◆ **Stated task**:
Work out how many lines in the listing below include the word "document". Give nothing but the number.

[Data records]
****************************************

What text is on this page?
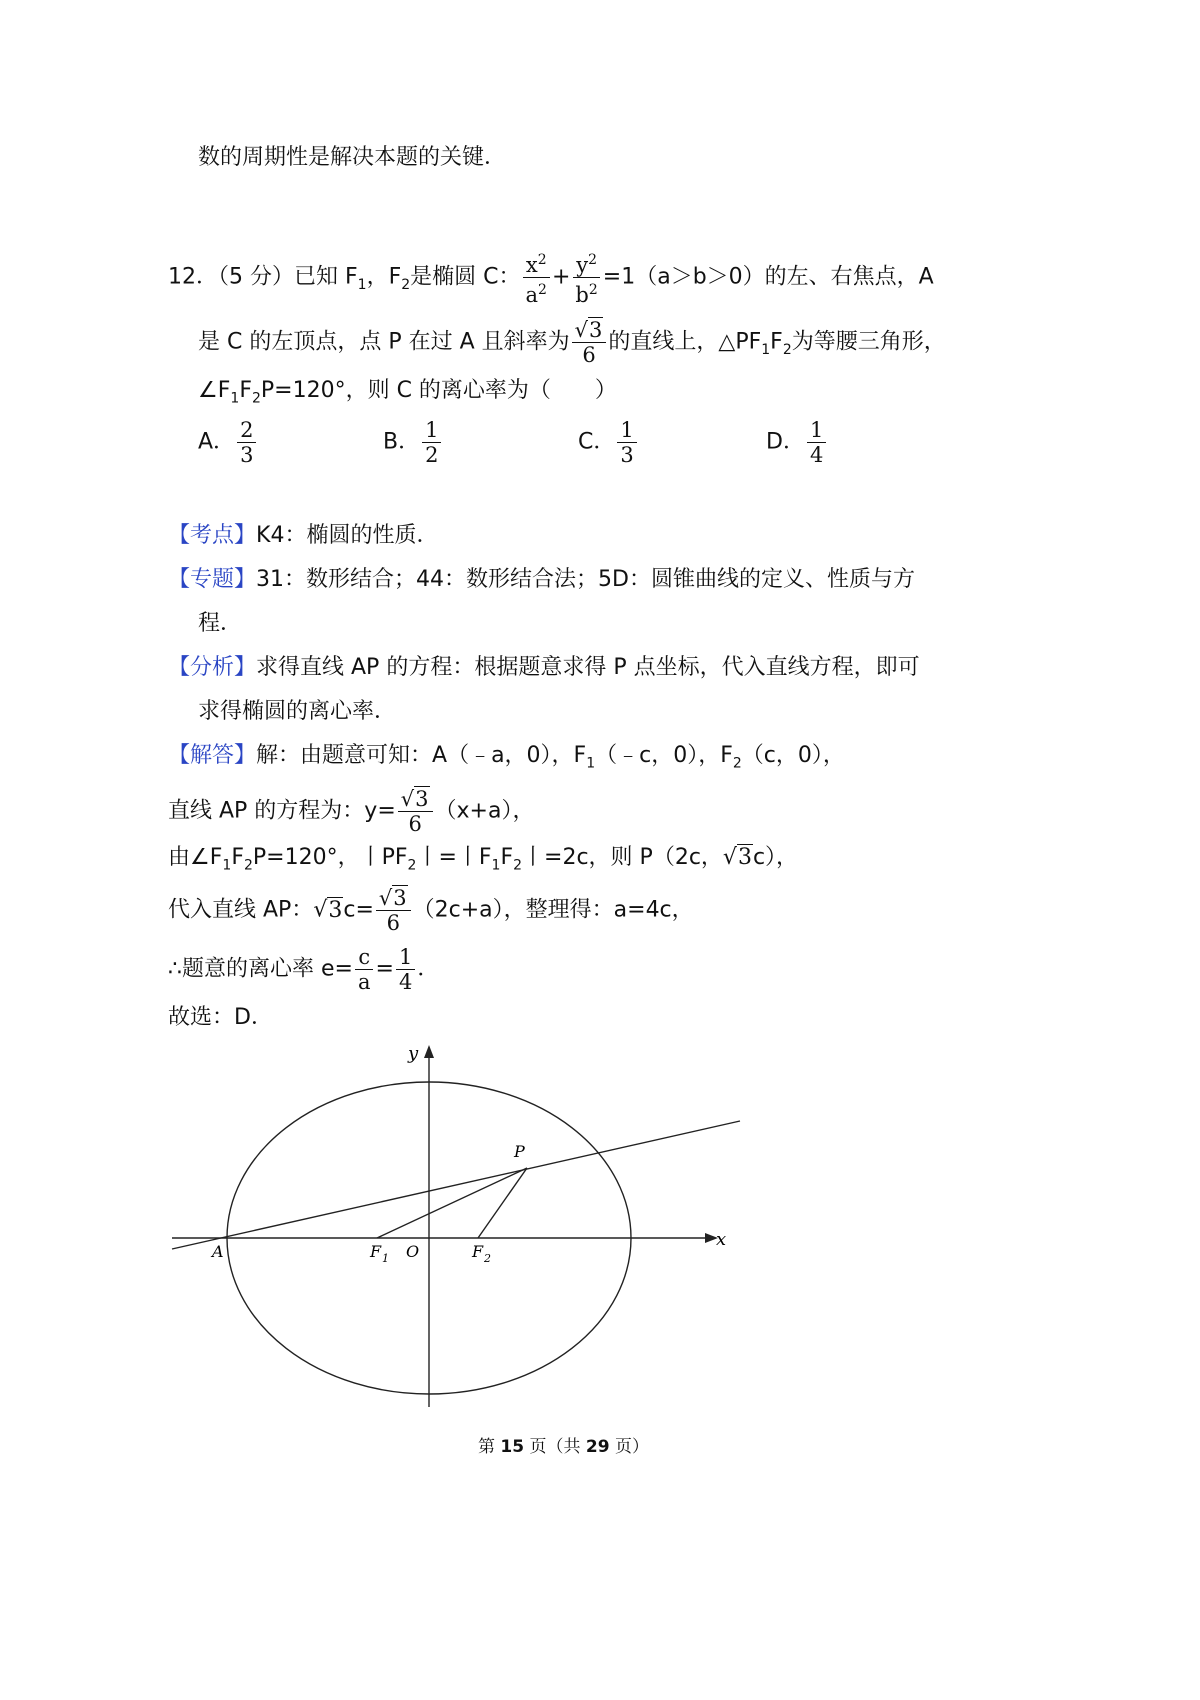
数的周期性是解决本题的关键．
12．（5 分）已知 $F_1$，$F_2$是椭圆 C： $\frac{x^2}{a^2} + \frac{y^2}{b^2} =1(a>b>0)$的左、右焦点，A
是 C 的左顶点，点 P 在过 A 且斜率为 $\frac{√3}{6}$ 的直线上，$\triangle PF_1F_2$为等腰三角形，
$\angle F_1F_2P=120^\circ$，则 C 的离心率为（　　）
A． $\frac{2}{3}$	B． $\frac{1}{2}$	C． $\frac{1}{3}$	D． $\frac{1}{4}$
【考点】K4：椭圆的性质．
【专题】31：数形结合；44：数形结合法；5D：圆锥曲线的定义、性质与方
程．
【分析】求得直线 AP 的方程：根据题意求得 P 点坐标，代入直线方程，即可
求得椭圆的离心率．
【解答】解：由题意可知：A（﹣a，0），$F_1(﹣c$，0），$F_2(c$，0），
直线 AP 的方程为：$y= \frac{√3}{6} (x+a)$，
由$\angle F_1F_2P=120^\circ$，丨$PF_2$丨=丨$F_1F_2$丨=2c，则 P（2c，√3c），
代入直线 AP：$√3c= \frac{√3}{6} (2c+a)$，整理得：a=4c，
∴题意的离心率 $e= \frac{c}{a} = \frac{1}{4}$ ．
故选：D．
y
x
A	O
P
F 1	F 2
第 15 页（共 29 页）
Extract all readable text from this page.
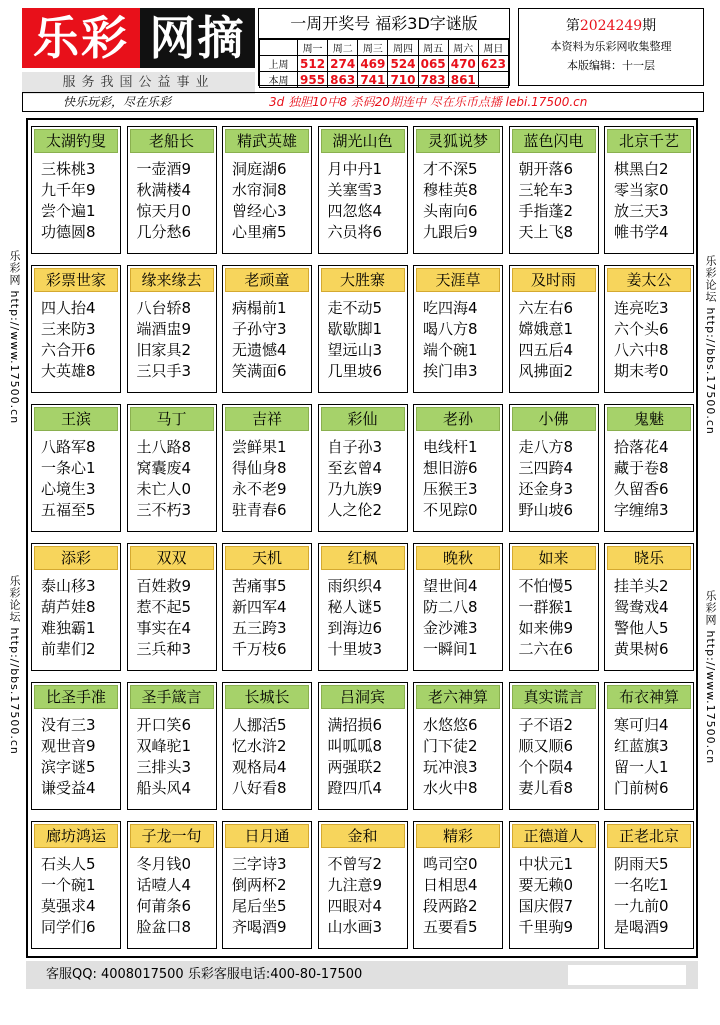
乐彩 网摘
服务我国公益事业
一周开奖号 福彩3D字谜版
	周一	周二	周三	周四	周五	周六	周日
上周	512	274	469	524	065	470	623
本周	955	863	741	710	783	861	
第2024249期
本资料为乐彩网收集整理
本版编辑：十一层
快乐玩彩，尽在乐彩	3d 独胆10中8 杀码20期连中 尽在乐币点播 lebi.17500.cn
乐彩网 http://www.17500.cn
乐彩论坛 http://bbs.17500.cn
乐彩论坛 http://bbs.17500.cn
乐彩网 http://www.17500.cn
太湖钓叟
三株桃3
九千年9
尝个遍1
功德圆8
老船长
一壶酒9
秋满楼4
惊天月0
几分愁6
精武英雄
洞庭湖6
水帘洞8
曾经心3
心里痛5
湖光山色
月中丹1
关塞雪3
四忽悠4
六员将6
灵狐说梦
才不深5
穆桂英8
头南向6
九跟后9
蓝色闪电
朝开落6
三轮车3
手指蓬2
天上飞8
北京千艺
棋黑白2
零当家0
放三天3
帷书学4
彩票世家
四人抬4
三来防3
六合开6
大英雄8
缘来缘去
八台轿8
端酒盅9
旧家具2
三只手3
老顽童
病榻前1
子孙守3
无遗憾4
笑满面6
大胜寨
走不动5
歇歇脚1
望远山3
几里坡6
天涯草
吃四海4
喝八方8
端个碗1
挨门串3
及时雨
六左右6
嫦娥意1
四五后4
风拂面2
姜太公
连亮吃3
六个头6
八六中8
期末考0
王滨
八路军8
一条心1
心境生3
五福至5
马丁
土八路8
窝囊废4
未亡人0
三不朽3
吉祥
尝鲜果1
得仙身8
永不老9
驻青春6
彩仙
自子孙3
至玄曾4
乃九族9
人之伦2
老孙
电线杆1
想旧游6
压猴王3
不见踪0
小佛
走八方8
三四跨4
还金身3
野山坡6
鬼魅
拾落花4
藏于卷8
久留香6
字缠绵3
添彩
泰山移3
葫芦娃8
难独霸1
前辈们2
双双
百姓救9
惹不起5
事实在4
三兵种3
天机
苦痛事5
新四军4
五三跨3
千万枝6
红枫
雨织织4
秘人谜5
到海边6
十里坡3
晚秋
望世间4
防二八8
金沙滩3
一瞬间1
如来
不怕慢5
一群猴1
如来佛9
二六在6
晓乐
挂羊头2
鸳鸯戏4
警他人5
黄果树6
比圣手准
没有三3
观世音9
滨字谜5
谦受益4
圣手箴言
开口笑6
双峰驼1
三排头3
船头风4
长城长
人挪活5
忆水浒2
观格局4
八好看8
吕洞宾
满招损6
叫呱呱8
两强联2
蹬四爪4
老六神算
水悠悠6
门下徒2
玩冲浪3
水火中8
真实谎言
子不语2
顺又顺6
个个陨4
妻儿看8
布衣神算
寒可归4
红蓝旗3
留一人1
门前树6
廊坊鸿运
石头人5
一个碗1
莫强求4
同学们6
子龙一句
冬月钱0
话噎人4
何莆条6
脸盆口8
日月通
三字诗3
倒两杯2
尾后坐5
齐喝酒9
金和
不曾写2
九注意9
四眼对4
山水画3
精彩
鸣司空0
日相思4
段两路2
五要看5
正德道人
中状元1
要无赖0
国庆假7
千里驹9
正老北京
阴雨天5
一名吃1
一九前0
是喝酒9
客服QQ: 4008017500 乐彩客服电话:400-80-17500
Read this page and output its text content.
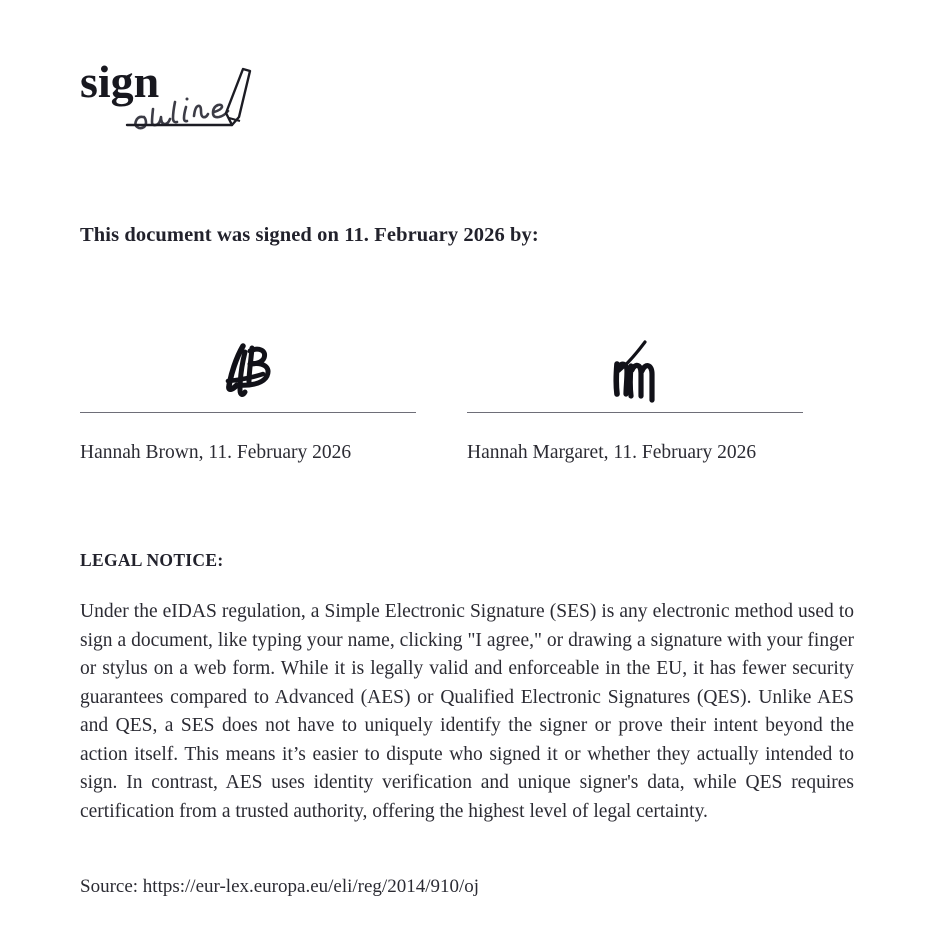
sign
This document was signed on 11. February 2026 by:
Hannah Brown, 11. February 2026	Hannah Margaret, 11. February 2026
LEGAL NOTICE:
Under the eIDAS regulation, a Simple Electronic Signature (SES) is any electronic method used to sign a document, like typing your name, clicking "I agree," or drawing a signature with your finger or stylus on a web form. While it is legally valid and enforceable in the EU, it has fewer security guarantees compared to Advanced (AES) or Qualified Electronic Signatures (QES). Unlike AES and QES, a SES does not have to uniquely identify the signer or prove their intent beyond the action itself. This means it’s easier to dispute who signed it or whether they actually intended to sign. In contrast, AES uses identity verification and unique signer's data, while QES requires certification from a trusted authority, offering the highest level of legal certainty.
Source: https://eur-lex.europa.eu/eli/reg/2014/910/oj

****************************************

◆ **Task response**:
2